▶ **Task to carry out**
Lines containing the string "Nilo" are to be collected in full.

Chart and figure data:
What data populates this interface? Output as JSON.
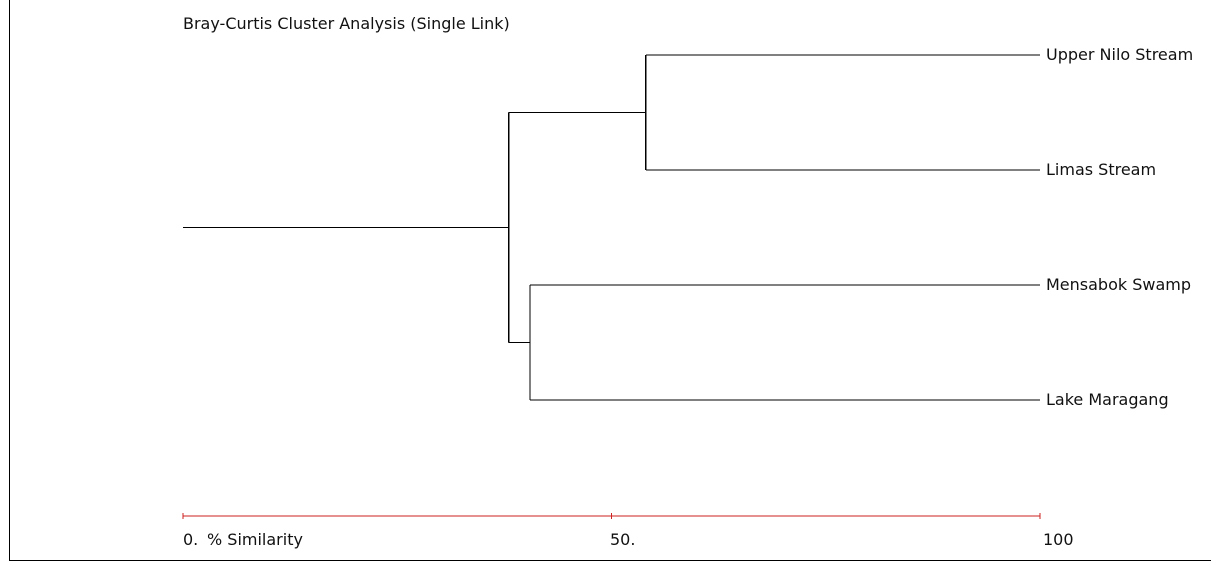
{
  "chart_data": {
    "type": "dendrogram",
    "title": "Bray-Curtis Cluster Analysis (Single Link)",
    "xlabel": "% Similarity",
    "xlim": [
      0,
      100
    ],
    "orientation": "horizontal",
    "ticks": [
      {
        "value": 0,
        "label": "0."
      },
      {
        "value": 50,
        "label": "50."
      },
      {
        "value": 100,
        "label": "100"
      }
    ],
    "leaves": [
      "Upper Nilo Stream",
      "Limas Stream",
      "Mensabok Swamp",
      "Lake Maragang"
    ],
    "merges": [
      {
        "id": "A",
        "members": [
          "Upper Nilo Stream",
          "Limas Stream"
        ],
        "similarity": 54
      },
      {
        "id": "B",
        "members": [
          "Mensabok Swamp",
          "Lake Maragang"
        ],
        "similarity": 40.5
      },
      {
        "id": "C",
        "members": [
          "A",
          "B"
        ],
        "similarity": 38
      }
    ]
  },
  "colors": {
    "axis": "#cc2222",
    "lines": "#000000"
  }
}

---

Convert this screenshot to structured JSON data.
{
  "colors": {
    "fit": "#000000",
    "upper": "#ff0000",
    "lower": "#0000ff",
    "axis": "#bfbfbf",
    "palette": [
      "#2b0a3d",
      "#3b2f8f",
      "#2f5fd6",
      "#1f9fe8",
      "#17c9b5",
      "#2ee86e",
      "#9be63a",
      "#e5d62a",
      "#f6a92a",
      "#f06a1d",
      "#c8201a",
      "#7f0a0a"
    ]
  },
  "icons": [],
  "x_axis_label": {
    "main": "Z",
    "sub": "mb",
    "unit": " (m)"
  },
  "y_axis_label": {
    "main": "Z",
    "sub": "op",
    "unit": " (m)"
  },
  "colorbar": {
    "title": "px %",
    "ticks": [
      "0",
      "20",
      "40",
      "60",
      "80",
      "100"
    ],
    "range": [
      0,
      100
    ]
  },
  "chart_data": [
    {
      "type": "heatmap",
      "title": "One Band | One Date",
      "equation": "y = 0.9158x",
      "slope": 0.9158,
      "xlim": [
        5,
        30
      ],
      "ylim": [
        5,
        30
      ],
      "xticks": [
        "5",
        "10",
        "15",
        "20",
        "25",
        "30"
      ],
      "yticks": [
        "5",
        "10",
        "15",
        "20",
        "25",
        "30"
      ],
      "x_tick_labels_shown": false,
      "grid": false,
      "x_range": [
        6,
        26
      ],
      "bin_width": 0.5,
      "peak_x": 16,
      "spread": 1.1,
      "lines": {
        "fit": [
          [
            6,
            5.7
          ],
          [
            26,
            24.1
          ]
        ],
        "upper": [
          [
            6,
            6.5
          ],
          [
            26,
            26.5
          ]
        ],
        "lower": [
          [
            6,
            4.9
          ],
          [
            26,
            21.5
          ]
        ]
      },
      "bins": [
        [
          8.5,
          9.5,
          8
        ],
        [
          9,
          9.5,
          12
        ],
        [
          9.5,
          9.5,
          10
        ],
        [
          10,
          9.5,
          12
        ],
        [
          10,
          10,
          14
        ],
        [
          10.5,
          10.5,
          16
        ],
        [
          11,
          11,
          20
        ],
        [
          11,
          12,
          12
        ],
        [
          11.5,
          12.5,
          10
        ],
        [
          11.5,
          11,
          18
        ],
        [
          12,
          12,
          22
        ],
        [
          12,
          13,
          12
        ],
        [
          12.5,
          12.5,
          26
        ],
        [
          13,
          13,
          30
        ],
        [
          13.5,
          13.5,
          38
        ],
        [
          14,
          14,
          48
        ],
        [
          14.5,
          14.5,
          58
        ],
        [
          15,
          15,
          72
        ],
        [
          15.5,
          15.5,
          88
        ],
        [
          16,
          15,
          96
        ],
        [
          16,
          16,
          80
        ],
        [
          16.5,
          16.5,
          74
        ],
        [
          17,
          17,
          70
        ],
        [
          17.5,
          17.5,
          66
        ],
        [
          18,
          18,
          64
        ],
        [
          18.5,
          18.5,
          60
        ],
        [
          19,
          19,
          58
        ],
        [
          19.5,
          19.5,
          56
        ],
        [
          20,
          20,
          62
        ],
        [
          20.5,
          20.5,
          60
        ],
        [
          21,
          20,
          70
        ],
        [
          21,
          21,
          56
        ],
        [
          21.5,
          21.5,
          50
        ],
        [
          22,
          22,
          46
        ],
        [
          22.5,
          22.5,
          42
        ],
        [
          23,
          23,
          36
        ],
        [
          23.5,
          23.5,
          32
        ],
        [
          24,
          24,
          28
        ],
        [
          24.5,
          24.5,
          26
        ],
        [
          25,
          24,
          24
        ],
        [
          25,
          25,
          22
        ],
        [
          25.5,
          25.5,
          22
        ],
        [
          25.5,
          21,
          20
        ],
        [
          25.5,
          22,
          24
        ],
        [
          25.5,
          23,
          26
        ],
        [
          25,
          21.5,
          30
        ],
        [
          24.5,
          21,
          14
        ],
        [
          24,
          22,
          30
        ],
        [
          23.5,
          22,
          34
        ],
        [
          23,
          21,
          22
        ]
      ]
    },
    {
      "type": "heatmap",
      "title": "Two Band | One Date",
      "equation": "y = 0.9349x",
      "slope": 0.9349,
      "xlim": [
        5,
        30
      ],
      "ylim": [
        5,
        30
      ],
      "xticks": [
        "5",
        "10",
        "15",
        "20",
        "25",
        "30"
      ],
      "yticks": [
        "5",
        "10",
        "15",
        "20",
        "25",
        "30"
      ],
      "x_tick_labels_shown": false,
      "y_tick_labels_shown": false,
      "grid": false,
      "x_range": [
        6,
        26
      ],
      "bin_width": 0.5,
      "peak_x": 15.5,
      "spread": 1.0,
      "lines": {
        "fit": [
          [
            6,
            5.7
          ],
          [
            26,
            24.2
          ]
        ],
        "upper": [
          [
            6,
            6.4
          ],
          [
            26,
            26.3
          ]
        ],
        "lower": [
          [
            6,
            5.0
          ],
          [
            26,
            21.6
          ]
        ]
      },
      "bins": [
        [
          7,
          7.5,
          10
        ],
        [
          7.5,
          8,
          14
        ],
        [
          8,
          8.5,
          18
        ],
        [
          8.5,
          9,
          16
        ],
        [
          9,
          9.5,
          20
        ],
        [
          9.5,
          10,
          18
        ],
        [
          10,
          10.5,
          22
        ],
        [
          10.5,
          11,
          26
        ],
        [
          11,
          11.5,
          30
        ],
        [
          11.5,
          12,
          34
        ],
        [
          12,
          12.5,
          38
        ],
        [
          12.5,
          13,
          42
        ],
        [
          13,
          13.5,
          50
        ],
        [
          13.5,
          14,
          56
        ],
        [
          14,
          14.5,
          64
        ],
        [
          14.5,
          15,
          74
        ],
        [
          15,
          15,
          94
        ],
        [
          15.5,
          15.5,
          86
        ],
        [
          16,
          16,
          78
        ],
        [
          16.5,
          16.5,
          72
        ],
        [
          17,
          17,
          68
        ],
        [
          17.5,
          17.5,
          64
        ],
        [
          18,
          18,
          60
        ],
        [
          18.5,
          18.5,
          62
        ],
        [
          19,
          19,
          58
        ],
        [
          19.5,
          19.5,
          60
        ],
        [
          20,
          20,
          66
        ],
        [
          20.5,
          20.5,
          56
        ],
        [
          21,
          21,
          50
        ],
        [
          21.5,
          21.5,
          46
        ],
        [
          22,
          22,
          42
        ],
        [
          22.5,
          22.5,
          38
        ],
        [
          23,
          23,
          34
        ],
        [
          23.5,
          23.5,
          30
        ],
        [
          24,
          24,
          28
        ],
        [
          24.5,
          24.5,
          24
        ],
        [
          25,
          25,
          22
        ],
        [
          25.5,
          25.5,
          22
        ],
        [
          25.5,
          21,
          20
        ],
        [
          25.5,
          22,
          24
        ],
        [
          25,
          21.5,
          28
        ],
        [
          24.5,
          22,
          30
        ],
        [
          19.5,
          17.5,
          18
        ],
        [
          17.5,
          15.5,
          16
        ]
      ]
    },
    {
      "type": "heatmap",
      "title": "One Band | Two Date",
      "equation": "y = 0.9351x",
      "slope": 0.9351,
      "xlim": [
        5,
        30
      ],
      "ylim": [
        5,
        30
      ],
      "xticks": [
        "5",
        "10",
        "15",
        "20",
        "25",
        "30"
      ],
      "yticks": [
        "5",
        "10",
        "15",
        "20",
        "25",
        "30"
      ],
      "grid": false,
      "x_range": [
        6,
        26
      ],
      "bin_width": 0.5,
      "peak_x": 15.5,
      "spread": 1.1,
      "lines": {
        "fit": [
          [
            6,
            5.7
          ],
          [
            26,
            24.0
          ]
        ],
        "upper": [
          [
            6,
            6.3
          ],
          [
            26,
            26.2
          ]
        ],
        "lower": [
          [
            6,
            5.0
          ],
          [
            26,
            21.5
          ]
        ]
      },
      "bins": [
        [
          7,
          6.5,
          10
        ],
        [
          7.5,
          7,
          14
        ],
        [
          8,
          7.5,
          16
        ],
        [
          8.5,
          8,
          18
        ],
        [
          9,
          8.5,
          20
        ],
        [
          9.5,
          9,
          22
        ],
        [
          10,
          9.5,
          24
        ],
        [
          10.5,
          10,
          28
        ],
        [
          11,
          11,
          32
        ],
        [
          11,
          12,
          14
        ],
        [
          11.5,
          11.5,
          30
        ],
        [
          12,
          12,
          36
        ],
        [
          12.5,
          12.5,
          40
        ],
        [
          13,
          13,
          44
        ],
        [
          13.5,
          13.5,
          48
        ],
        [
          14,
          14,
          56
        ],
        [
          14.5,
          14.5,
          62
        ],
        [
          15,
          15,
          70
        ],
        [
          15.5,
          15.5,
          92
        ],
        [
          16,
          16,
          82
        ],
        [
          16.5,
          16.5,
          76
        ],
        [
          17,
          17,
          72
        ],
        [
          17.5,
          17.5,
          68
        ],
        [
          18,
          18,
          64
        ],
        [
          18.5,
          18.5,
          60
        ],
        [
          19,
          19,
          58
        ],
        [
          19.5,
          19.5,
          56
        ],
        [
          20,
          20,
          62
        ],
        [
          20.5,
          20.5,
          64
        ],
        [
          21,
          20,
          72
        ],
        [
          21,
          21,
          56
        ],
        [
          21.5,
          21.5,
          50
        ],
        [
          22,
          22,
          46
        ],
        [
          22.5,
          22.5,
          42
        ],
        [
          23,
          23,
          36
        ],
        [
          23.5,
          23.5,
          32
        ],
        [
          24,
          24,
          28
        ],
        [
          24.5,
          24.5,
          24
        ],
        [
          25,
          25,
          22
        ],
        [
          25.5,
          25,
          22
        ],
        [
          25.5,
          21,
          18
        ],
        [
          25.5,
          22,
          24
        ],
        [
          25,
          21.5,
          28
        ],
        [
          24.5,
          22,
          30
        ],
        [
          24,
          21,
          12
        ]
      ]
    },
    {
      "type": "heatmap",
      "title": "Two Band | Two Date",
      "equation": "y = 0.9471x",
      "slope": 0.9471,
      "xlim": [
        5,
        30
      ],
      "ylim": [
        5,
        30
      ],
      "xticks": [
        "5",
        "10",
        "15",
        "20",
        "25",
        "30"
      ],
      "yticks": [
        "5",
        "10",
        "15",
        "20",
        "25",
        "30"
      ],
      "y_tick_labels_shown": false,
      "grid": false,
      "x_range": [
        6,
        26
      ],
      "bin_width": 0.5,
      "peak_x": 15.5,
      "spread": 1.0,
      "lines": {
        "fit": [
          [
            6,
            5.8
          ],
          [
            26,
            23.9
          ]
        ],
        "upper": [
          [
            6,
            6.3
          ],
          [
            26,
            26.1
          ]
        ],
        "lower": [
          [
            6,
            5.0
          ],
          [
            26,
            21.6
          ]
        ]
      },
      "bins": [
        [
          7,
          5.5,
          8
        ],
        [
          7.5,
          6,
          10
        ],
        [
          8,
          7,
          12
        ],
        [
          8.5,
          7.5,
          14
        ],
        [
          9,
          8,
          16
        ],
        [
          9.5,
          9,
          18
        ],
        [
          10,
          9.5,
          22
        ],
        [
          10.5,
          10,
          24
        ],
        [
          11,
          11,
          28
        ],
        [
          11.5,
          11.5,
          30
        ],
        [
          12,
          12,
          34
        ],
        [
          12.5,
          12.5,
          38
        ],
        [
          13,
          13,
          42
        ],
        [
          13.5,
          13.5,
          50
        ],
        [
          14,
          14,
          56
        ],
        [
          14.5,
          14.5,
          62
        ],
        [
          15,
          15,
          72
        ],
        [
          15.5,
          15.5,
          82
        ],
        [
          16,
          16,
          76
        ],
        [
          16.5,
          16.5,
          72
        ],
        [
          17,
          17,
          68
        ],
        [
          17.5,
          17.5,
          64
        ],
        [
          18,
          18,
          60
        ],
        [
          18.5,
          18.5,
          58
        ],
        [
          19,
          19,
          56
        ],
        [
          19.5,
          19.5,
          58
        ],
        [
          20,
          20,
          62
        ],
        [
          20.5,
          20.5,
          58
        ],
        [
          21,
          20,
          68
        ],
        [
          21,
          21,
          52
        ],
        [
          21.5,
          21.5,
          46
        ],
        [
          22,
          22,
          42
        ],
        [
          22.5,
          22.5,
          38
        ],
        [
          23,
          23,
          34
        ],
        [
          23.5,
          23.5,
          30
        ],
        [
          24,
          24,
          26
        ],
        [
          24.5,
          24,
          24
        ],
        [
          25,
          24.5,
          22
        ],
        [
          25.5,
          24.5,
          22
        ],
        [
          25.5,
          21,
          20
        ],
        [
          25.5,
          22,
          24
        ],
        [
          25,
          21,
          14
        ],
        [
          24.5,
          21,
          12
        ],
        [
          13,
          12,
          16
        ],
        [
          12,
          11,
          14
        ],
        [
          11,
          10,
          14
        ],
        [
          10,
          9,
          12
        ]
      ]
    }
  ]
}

▶ **Complete response**
      "Upper Nilo Stream",
          "Upper Nilo Stream",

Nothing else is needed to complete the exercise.